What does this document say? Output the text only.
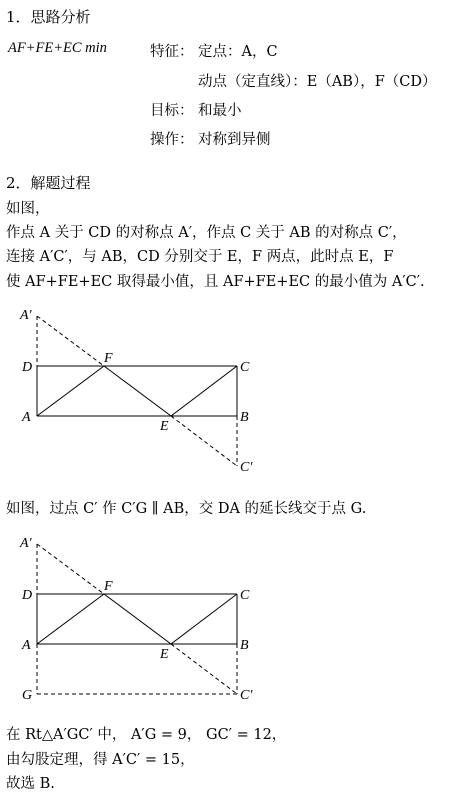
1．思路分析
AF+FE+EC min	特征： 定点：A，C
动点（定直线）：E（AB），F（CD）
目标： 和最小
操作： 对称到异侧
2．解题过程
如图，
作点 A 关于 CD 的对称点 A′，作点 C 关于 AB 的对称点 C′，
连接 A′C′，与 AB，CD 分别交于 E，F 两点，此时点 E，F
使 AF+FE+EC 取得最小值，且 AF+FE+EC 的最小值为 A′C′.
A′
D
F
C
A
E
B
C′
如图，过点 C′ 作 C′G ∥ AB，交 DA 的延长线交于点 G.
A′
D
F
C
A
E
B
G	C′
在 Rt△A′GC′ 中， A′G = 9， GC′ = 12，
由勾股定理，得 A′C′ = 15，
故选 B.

* * *

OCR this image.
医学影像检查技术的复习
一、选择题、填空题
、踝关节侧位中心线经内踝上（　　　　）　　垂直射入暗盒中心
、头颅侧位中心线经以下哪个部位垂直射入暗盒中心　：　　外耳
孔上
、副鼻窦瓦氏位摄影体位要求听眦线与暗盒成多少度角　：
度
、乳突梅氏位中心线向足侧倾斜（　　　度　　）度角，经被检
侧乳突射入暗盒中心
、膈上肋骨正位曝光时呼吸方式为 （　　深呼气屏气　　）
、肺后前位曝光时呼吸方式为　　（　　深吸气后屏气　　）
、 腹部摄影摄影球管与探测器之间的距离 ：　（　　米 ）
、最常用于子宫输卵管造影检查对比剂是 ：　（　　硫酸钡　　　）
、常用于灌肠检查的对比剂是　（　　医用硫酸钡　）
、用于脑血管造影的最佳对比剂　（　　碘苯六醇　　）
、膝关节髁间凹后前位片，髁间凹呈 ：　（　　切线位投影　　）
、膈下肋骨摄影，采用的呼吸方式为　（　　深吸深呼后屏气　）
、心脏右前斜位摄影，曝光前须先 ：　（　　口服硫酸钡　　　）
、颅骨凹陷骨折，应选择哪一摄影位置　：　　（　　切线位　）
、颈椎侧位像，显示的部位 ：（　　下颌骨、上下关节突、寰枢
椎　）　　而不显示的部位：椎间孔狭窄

> SHORT TASK: Search the data above for the word "this", then gather each line in which it appears.

> WRITTEN SOLUTION:
What does this document say? Output the text only.
OCR this image.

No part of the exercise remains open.